INSTRUCTIONS FOR THE TASK
Copy the material that follows word for word and omit its pictures.

DATA
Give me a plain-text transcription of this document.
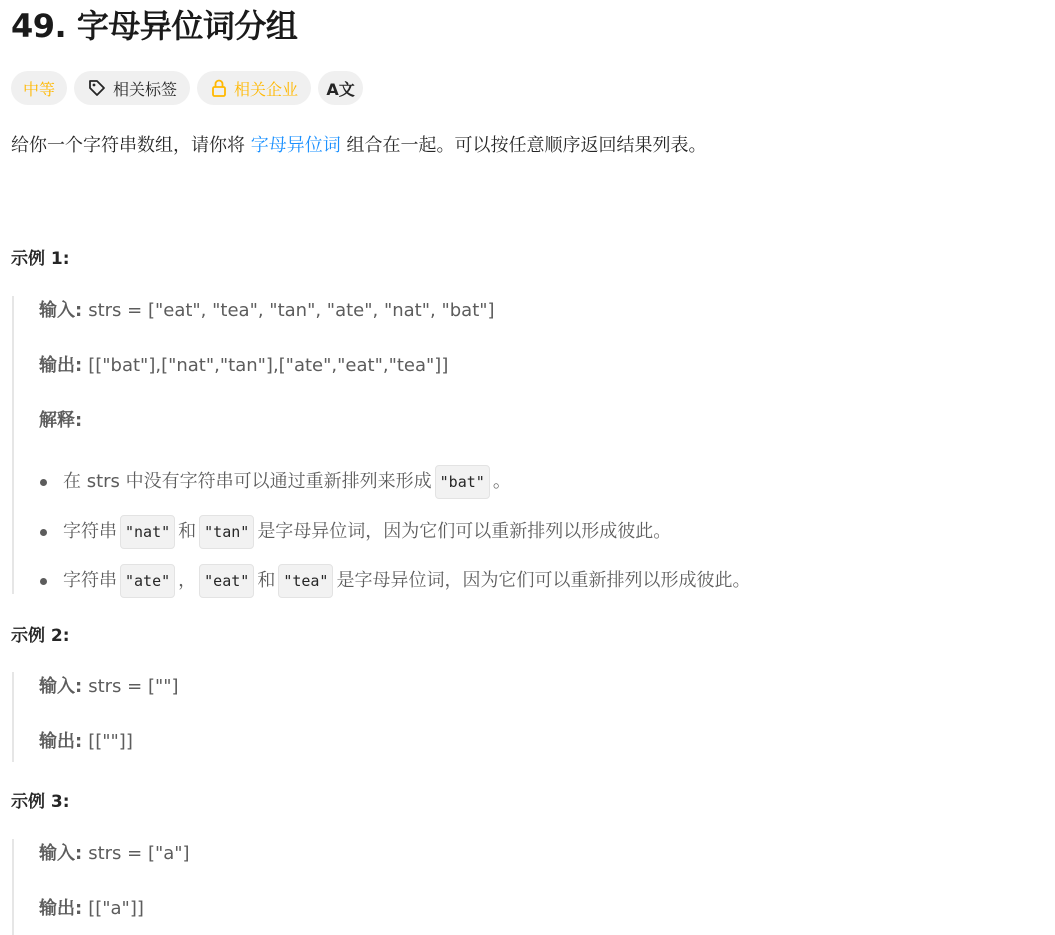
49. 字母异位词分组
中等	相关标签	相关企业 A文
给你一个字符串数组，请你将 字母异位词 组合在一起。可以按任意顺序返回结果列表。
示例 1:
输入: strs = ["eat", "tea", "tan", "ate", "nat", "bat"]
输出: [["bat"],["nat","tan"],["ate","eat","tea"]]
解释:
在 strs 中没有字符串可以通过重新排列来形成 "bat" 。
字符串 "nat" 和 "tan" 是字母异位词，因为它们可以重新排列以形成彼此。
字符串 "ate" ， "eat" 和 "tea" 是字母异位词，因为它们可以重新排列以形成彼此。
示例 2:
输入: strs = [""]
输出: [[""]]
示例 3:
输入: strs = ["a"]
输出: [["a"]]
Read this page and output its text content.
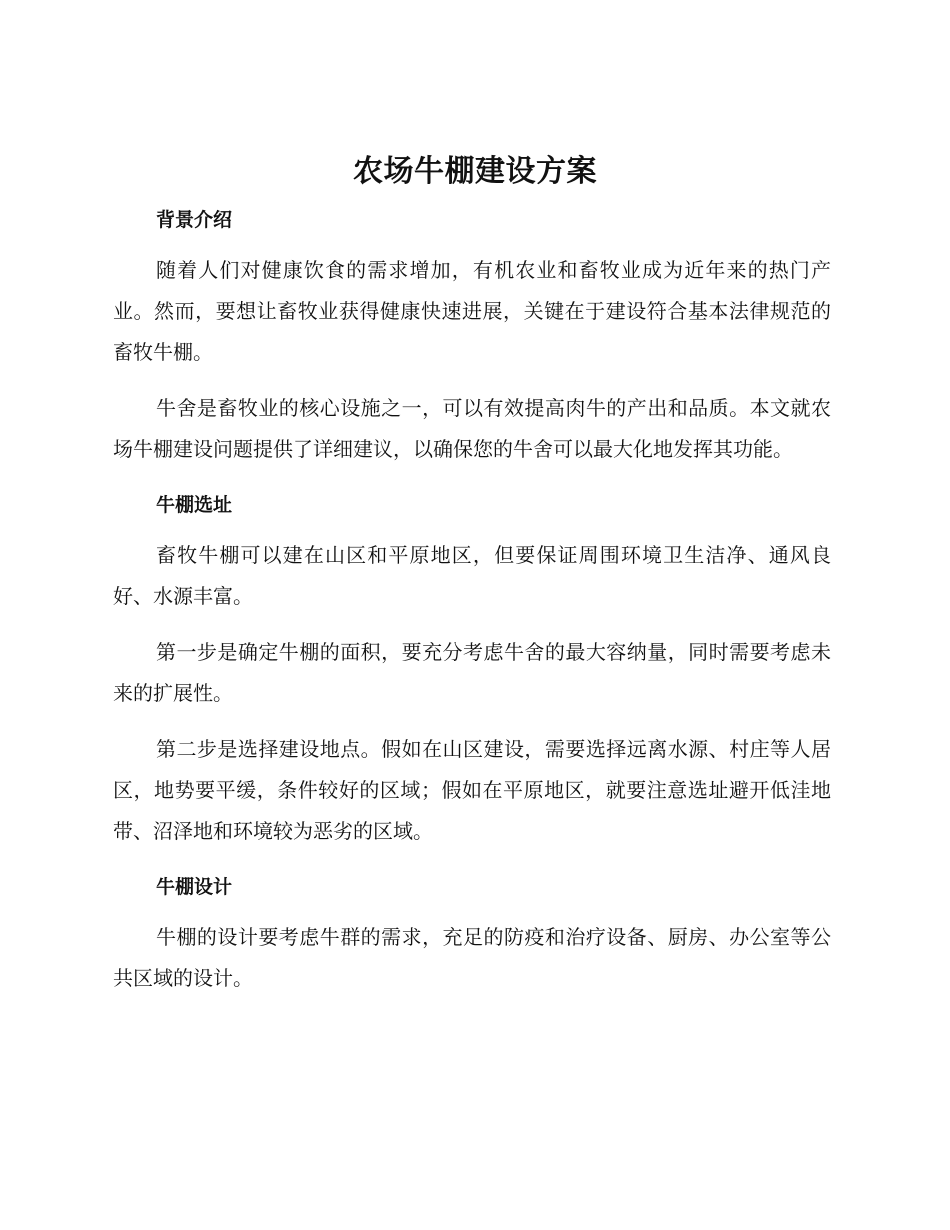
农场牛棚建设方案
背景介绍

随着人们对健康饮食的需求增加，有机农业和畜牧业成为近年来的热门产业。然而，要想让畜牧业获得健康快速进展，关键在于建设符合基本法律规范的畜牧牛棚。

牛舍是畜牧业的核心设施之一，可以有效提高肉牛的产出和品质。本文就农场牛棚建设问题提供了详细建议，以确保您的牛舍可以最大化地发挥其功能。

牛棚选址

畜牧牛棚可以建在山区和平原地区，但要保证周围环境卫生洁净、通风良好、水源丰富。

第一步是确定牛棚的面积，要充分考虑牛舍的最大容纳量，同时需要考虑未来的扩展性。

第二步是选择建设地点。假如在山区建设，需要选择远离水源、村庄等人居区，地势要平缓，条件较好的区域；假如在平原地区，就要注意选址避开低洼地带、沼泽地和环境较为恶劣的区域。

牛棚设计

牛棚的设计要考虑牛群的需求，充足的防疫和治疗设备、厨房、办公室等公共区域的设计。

SOLUTION TO THE EXERCISE
Give me a plain-text transcription of this document.
49. 字母异位词分组
中等	相关标签	相关企业 A文
给你一个字符串数组，请你将 字母异位词 组合在一起。可以按任意顺序返回结果列表。
示例 1:
输入: strs = ["eat", "tea", "tan", "ate", "nat", "bat"]
输出: [["bat"],["nat","tan"],["ate","eat","tea"]]
解释:
在 strs 中没有字符串可以通过重新排列来形成 "bat" 。
字符串 "nat" 和 "tan" 是字母异位词，因为它们可以重新排列以形成彼此。
字符串 "ate" ， "eat" 和 "tea" 是字母异位词，因为它们可以重新排列以形成彼此。
示例 2:
输入: strs = [""]
输出: [[""]]
示例 3:
输入: strs = ["a"]
输出: [["a"]]
Read this page and output its text content.
农场牛棚建设方案
背景介绍

随着人们对健康饮食的需求增加，有机农业和畜牧业成为近年来的热门产业。然而，要想让畜牧业获得健康快速进展，关键在于建设符合基本法律规范的畜牧牛棚。

牛舍是畜牧业的核心设施之一，可以有效提高肉牛的产出和品质。本文就农场牛棚建设问题提供了详细建议，以确保您的牛舍可以最大化地发挥其功能。

牛棚选址

畜牧牛棚可以建在山区和平原地区，但要保证周围环境卫生洁净、通风良好、水源丰富。

第一步是确定牛棚的面积，要充分考虑牛舍的最大容纳量，同时需要考虑未来的扩展性。

第二步是选择建设地点。假如在山区建设，需要选择远离水源、村庄等人居区，地势要平缓，条件较好的区域；假如在平原地区，就要注意选址避开低洼地带、沼泽地和环境较为恶劣的区域。

牛棚设计

牛棚的设计要考虑牛群的需求，充足的防疫和治疗设备、厨房、办公室等公共区域的设计。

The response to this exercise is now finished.